*Required task*.
Transcribe the stretch from the line containing "What elements are" through the line containing "prospector-icon: [237, 525, 253, 542]" without any changes, leaving the pictures out of your answer.

*The records*.

-=-=-=-=-

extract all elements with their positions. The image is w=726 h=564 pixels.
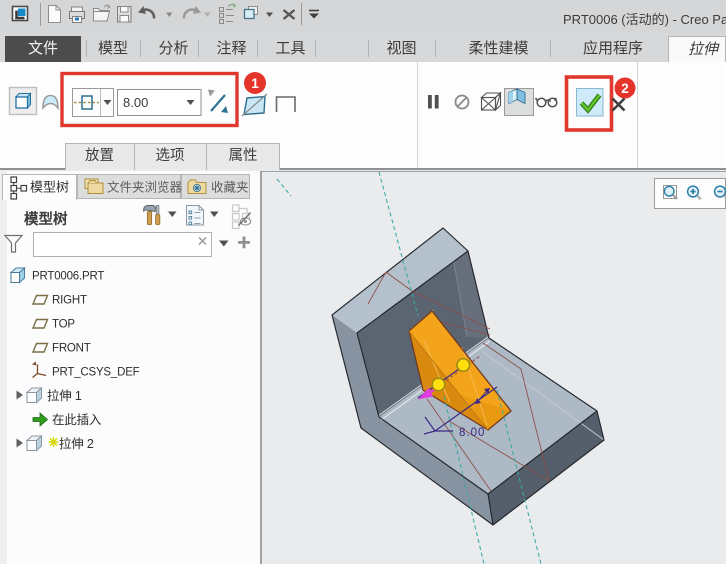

-=-=-=-=-

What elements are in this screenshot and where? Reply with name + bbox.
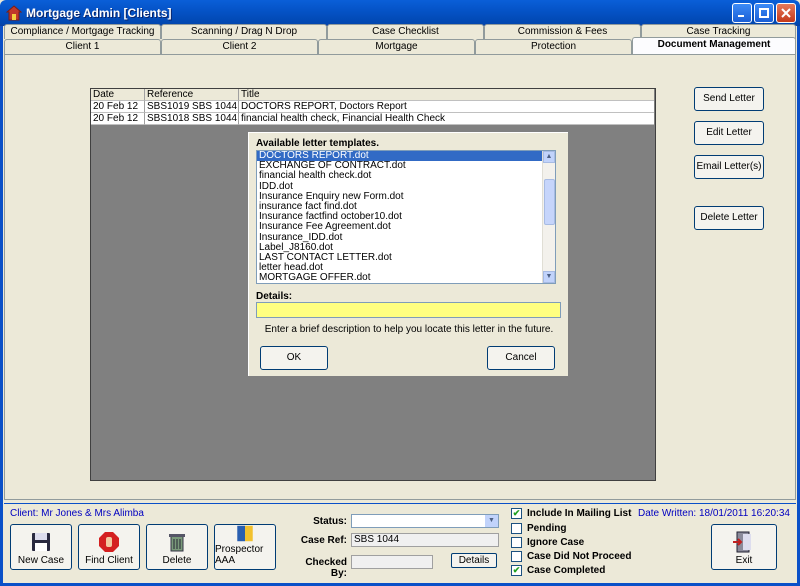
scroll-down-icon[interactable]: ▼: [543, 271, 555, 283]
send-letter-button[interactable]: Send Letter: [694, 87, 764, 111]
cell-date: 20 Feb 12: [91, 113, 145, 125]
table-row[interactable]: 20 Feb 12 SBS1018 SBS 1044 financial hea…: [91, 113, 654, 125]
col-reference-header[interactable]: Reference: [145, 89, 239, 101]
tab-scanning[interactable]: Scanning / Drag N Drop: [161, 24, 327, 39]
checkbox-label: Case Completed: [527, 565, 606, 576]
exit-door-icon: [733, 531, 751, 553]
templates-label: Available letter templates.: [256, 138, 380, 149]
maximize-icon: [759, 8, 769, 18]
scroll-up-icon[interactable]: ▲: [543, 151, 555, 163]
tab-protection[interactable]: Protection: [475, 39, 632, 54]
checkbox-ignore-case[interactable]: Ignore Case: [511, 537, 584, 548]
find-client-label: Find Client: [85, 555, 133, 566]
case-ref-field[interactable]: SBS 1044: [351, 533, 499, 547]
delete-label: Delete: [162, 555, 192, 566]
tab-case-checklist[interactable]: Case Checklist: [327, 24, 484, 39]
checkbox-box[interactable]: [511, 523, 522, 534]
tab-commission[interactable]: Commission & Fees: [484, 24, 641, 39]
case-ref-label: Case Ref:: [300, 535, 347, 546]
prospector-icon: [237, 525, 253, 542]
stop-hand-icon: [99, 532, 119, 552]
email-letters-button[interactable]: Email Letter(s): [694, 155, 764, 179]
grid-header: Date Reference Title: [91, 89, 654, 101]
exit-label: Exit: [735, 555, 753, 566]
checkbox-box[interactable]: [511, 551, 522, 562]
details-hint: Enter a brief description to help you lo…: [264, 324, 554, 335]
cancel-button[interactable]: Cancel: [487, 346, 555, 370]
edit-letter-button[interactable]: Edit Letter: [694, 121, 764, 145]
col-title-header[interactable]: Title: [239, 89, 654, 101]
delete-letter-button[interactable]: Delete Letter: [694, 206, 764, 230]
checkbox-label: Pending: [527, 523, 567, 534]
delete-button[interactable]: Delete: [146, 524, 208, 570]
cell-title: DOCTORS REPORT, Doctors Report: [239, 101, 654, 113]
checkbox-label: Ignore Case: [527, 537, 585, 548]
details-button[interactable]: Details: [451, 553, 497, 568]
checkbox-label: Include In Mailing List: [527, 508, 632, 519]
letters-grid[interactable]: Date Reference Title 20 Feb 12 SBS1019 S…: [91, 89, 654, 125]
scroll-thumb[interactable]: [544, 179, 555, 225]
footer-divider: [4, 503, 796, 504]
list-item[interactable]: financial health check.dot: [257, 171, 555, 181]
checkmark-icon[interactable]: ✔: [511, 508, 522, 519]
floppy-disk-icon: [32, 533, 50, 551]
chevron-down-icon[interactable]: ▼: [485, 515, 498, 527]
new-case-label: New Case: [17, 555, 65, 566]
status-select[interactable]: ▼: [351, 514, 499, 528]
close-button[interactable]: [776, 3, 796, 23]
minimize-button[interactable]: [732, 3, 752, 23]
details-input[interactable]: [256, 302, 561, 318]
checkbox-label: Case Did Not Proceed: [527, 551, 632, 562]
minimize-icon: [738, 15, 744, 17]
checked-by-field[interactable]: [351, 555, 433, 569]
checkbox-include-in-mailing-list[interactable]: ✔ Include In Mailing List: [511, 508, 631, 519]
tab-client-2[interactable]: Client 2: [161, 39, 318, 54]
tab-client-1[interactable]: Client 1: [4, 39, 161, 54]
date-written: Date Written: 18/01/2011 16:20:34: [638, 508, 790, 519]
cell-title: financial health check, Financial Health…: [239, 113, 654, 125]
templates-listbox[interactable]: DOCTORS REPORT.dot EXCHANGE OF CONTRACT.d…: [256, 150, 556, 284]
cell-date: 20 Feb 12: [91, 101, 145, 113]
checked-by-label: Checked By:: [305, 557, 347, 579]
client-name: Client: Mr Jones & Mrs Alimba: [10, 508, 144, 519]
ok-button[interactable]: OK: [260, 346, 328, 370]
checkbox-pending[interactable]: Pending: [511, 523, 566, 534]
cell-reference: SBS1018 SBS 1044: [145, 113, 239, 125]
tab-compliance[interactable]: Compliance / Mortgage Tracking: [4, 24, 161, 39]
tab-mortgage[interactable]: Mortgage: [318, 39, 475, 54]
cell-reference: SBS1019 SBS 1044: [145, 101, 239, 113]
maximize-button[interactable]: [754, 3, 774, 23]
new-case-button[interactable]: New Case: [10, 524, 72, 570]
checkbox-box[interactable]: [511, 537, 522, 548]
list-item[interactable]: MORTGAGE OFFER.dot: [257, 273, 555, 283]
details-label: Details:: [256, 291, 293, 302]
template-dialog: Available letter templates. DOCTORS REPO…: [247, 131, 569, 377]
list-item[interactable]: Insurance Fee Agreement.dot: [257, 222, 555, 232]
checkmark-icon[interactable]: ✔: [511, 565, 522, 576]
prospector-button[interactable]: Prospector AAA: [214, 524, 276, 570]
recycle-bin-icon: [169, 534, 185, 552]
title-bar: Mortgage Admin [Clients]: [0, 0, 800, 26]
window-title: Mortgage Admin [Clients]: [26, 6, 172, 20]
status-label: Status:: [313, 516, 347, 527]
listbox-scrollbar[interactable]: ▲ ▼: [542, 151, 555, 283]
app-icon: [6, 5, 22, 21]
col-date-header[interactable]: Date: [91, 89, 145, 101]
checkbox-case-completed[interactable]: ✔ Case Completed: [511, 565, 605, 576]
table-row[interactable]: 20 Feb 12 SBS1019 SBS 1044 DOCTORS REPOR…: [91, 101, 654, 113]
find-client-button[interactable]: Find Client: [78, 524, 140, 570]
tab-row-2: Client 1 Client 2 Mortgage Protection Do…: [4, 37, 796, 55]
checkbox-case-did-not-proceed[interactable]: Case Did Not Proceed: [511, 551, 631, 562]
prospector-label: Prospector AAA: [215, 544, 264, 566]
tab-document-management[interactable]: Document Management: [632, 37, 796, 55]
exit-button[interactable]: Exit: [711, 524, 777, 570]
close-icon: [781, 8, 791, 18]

-=-=-=-=-

*Answer to the task*.
What elements are in this screenshot and where? Reply with name + bbox.
scroll-down-icon[interactable]: ▼: [543, 271, 555, 283]
send-letter-button[interactable]: Send Letter: [694, 87, 764, 111]
cell-date: 20 Feb 12: [91, 113, 145, 125]
table-row[interactable]: 20 Feb 12 SBS1018 SBS 1044 financial hea…: [91, 113, 654, 125]
col-reference-header[interactable]: Reference: [145, 89, 239, 101]
tab-scanning[interactable]: Scanning / Drag N Drop: [161, 24, 327, 39]
checkbox-label: Case Completed: [527, 565, 606, 576]
exit-door-icon: [733, 531, 751, 553]
templates-label: Available letter templates.: [256, 138, 380, 149]
maximize-icon: [759, 8, 769, 18]
scroll-up-icon[interactable]: ▲: [543, 151, 555, 163]
tab-protection[interactable]: Protection: [475, 39, 632, 54]
checkbox-ignore-case[interactable]: Ignore Case: [511, 537, 584, 548]
find-client-label: Find Client: [85, 555, 133, 566]
case-ref-field[interactable]: SBS 1044: [351, 533, 499, 547]
delete-label: Delete: [162, 555, 192, 566]
tab-case-checklist[interactable]: Case Checklist: [327, 24, 484, 39]
checkbox-box[interactable]: [511, 523, 522, 534]
tab-commission[interactable]: Commission & Fees: [484, 24, 641, 39]
case-ref-label: Case Ref:: [300, 535, 347, 546]
prospector-icon: [237, 525, 253, 542]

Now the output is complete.